Your task:
Set down, in full, every record in the block.

Material to process:
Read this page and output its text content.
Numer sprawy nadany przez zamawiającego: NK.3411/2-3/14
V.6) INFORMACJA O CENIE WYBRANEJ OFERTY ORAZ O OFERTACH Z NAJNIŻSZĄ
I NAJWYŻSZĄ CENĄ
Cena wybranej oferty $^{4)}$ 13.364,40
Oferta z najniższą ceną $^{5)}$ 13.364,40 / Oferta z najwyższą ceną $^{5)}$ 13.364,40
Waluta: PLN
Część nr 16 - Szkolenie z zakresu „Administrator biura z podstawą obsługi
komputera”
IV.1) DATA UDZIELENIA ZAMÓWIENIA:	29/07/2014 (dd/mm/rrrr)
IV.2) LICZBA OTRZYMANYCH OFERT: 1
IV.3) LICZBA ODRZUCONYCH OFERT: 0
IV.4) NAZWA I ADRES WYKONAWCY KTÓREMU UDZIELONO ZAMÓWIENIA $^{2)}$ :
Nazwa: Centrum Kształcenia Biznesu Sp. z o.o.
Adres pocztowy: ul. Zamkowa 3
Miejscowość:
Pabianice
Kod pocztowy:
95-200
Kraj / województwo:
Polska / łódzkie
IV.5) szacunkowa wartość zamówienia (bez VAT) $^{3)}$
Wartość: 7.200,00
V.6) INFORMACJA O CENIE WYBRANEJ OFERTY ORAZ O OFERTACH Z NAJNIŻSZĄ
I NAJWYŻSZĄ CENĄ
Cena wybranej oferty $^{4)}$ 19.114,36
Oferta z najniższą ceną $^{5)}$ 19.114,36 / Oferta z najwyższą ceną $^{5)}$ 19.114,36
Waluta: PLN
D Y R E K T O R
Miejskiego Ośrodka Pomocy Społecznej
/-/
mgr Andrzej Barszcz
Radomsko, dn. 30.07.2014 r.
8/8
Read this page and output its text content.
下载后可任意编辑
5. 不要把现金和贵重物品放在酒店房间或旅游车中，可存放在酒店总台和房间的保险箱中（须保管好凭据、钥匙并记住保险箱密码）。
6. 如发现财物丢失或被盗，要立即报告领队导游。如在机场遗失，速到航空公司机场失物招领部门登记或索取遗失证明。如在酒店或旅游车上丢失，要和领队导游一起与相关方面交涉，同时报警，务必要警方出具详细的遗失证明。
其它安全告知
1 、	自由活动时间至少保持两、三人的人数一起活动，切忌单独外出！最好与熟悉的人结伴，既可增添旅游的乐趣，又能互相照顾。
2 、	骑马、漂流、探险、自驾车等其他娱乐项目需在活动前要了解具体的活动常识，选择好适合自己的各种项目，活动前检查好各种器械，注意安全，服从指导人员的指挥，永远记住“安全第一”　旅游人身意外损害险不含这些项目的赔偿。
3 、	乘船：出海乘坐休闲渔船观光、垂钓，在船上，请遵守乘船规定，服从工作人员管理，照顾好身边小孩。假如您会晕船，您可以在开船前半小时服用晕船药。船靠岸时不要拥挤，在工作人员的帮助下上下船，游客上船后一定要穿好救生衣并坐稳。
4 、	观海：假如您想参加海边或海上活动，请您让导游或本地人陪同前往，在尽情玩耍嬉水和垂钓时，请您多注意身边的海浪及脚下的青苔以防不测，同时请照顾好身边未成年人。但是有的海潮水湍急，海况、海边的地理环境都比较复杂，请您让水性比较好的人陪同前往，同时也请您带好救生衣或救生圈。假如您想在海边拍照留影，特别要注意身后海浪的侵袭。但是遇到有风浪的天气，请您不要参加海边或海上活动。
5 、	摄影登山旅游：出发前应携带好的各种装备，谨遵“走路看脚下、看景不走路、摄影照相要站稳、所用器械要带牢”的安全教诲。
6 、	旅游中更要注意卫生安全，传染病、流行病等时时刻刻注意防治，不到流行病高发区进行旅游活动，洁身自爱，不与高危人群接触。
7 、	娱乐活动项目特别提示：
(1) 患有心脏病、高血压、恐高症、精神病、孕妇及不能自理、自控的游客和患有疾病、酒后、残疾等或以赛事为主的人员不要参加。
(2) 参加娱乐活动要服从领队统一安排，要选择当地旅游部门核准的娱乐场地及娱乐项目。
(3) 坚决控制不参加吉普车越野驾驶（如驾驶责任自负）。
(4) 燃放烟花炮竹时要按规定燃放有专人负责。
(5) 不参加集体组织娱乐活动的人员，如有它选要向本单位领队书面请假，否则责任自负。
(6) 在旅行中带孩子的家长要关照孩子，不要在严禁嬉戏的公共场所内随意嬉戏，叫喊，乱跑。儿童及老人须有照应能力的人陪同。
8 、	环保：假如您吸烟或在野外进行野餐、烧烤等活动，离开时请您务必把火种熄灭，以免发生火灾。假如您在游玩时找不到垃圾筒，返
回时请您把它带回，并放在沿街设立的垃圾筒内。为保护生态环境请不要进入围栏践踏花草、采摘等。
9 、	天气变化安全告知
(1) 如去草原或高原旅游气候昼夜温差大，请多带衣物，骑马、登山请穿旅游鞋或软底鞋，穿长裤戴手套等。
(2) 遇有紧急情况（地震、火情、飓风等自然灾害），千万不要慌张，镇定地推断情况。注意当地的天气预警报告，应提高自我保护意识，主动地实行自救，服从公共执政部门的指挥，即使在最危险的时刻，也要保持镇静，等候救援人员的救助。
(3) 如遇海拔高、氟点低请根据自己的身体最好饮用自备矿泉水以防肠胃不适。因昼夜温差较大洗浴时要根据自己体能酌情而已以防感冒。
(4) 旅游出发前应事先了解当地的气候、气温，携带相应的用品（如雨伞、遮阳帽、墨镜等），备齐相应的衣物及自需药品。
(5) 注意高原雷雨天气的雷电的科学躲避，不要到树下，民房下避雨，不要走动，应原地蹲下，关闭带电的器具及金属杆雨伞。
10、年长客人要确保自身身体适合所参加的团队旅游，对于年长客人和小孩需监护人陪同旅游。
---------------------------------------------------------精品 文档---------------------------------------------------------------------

Expected output:
Read this page and output its text content.
Numer sprawy nadany przez zamawiającego: NK.3411/2-3/14
V.6) INFORMACJA O CENIE WYBRANEJ OFERTY ORAZ O OFERTACH Z NAJNIŻSZĄ
I NAJWYŻSZĄ CENĄ
Cena wybranej oferty $^{4)}$ 13.364,40
Oferta z najniższą ceną $^{5)}$ 13.364,40 / Oferta z najwyższą ceną $^{5)}$ 13.364,40
Waluta: PLN
Część nr 16 - Szkolenie z zakresu „Administrator biura z podstawą obsługi
komputera”
IV.1) DATA UDZIELENIA ZAMÓWIENIA:	29/07/2014 (dd/mm/rrrr)
IV.2) LICZBA OTRZYMANYCH OFERT: 1
IV.3) LICZBA ODRZUCONYCH OFERT: 0
IV.4) NAZWA I ADRES WYKONAWCY KTÓREMU UDZIELONO ZAMÓWIENIA $^{2)}$ :
Nazwa: Centrum Kształcenia Biznesu Sp. z o.o.
Adres pocztowy: ul. Zamkowa 3
Miejscowość:
Pabianice
Kod pocztowy:
95-200
Kraj / województwo:
Polska / łódzkie
IV.5) szacunkowa wartość zamówienia (bez VAT) $^{3)}$
Wartość: 7.200,00
V.6) INFORMACJA O CENIE WYBRANEJ OFERTY ORAZ O OFERTACH Z NAJNIŻSZĄ
I NAJWYŻSZĄ CENĄ
Cena wybranej oferty $^{4)}$ 19.114,36
Oferta z najniższą ceną $^{5)}$ 19.114,36 / Oferta z najwyższą ceną $^{5)}$ 19.114,36
Waluta: PLN
D Y R E K T O R
Miejskiego Ośrodka Pomocy Społecznej
/-/
mgr Andrzej Barszcz
Radomsko, dn. 30.07.2014 r.
8/8
Read this page and output its text content.
下载后可任意编辑
5. 不要把现金和贵重物品放在酒店房间或旅游车中，可存放在酒店总台和房间的保险箱中（须保管好凭据、钥匙并记住保险箱密码）。
6. 如发现财物丢失或被盗，要立即报告领队导游。如在机场遗失，速到航空公司机场失物招领部门登记或索取遗失证明。如在酒店或旅游车上丢失，要和领队导游一起与相关方面交涉，同时报警，务必要警方出具详细的遗失证明。
其它安全告知
1 、	自由活动时间至少保持两、三人的人数一起活动，切忌单独外出！最好与熟悉的人结伴，既可增添旅游的乐趣，又能互相照顾。
2 、	骑马、漂流、探险、自驾车等其他娱乐项目需在活动前要了解具体的活动常识，选择好适合自己的各种项目，活动前检查好各种器械，注意安全，服从指导人员的指挥，永远记住“安全第一”　旅游人身意外损害险不含这些项目的赔偿。
3 、	乘船：出海乘坐休闲渔船观光、垂钓，在船上，请遵守乘船规定，服从工作人员管理，照顾好身边小孩。假如您会晕船，您可以在开船前半小时服用晕船药。船靠岸时不要拥挤，在工作人员的帮助下上下船，游客上船后一定要穿好救生衣并坐稳。
4 、	观海：假如您想参加海边或海上活动，请您让导游或本地人陪同前往，在尽情玩耍嬉水和垂钓时，请您多注意身边的海浪及脚下的青苔以防不测，同时请照顾好身边未成年人。但是有的海潮水湍急，海况、海边的地理环境都比较复杂，请您让水性比较好的人陪同前往，同时也请您带好救生衣或救生圈。假如您想在海边拍照留影，特别要注意身后海浪的侵袭。但是遇到有风浪的天气，请您不要参加海边或海上活动。
5 、	摄影登山旅游：出发前应携带好的各种装备，谨遵“走路看脚下、看景不走路、摄影照相要站稳、所用器械要带牢”的安全教诲。
6 、	旅游中更要注意卫生安全，传染病、流行病等时时刻刻注意防治，不到流行病高发区进行旅游活动，洁身自爱，不与高危人群接触。
7 、	娱乐活动项目特别提示：
(1) 患有心脏病、高血压、恐高症、精神病、孕妇及不能自理、自控的游客和患有疾病、酒后、残疾等或以赛事为主的人员不要参加。
(2) 参加娱乐活动要服从领队统一安排，要选择当地旅游部门核准的娱乐场地及娱乐项目。
(3) 坚决控制不参加吉普车越野驾驶（如驾驶责任自负）。
(4) 燃放烟花炮竹时要按规定燃放有专人负责。
(5) 不参加集体组织娱乐活动的人员，如有它选要向本单位领队书面请假，否则责任自负。
(6) 在旅行中带孩子的家长要关照孩子，不要在严禁嬉戏的公共场所内随意嬉戏，叫喊，乱跑。儿童及老人须有照应能力的人陪同。
8 、	环保：假如您吸烟或在野外进行野餐、烧烤等活动，离开时请您务必把火种熄灭，以免发生火灾。假如您在游玩时找不到垃圾筒，返
回时请您把它带回，并放在沿街设立的垃圾筒内。为保护生态环境请不要进入围栏践踏花草、采摘等。
9 、	天气变化安全告知
(1) 如去草原或高原旅游气候昼夜温差大，请多带衣物，骑马、登山请穿旅游鞋或软底鞋，穿长裤戴手套等。
(2) 遇有紧急情况（地震、火情、飓风等自然灾害），千万不要慌张，镇定地推断情况。注意当地的天气预警报告，应提高自我保护意识，主动地实行自救，服从公共执政部门的指挥，即使在最危险的时刻，也要保持镇静，等候救援人员的救助。
(3) 如遇海拔高、氟点低请根据自己的身体最好饮用自备矿泉水以防肠胃不适。因昼夜温差较大洗浴时要根据自己体能酌情而已以防感冒。
(4) 旅游出发前应事先了解当地的气候、气温，携带相应的用品（如雨伞、遮阳帽、墨镜等），备齐相应的衣物及自需药品。
(5) 注意高原雷雨天气的雷电的科学躲避，不要到树下，民房下避雨，不要走动，应原地蹲下，关闭带电的器具及金属杆雨伞。
10、年长客人要确保自身身体适合所参加的团队旅游，对于年长客人和小孩需监护人陪同旅游。
---------------------------------------------------------精品 文档---------------------------------------------------------------------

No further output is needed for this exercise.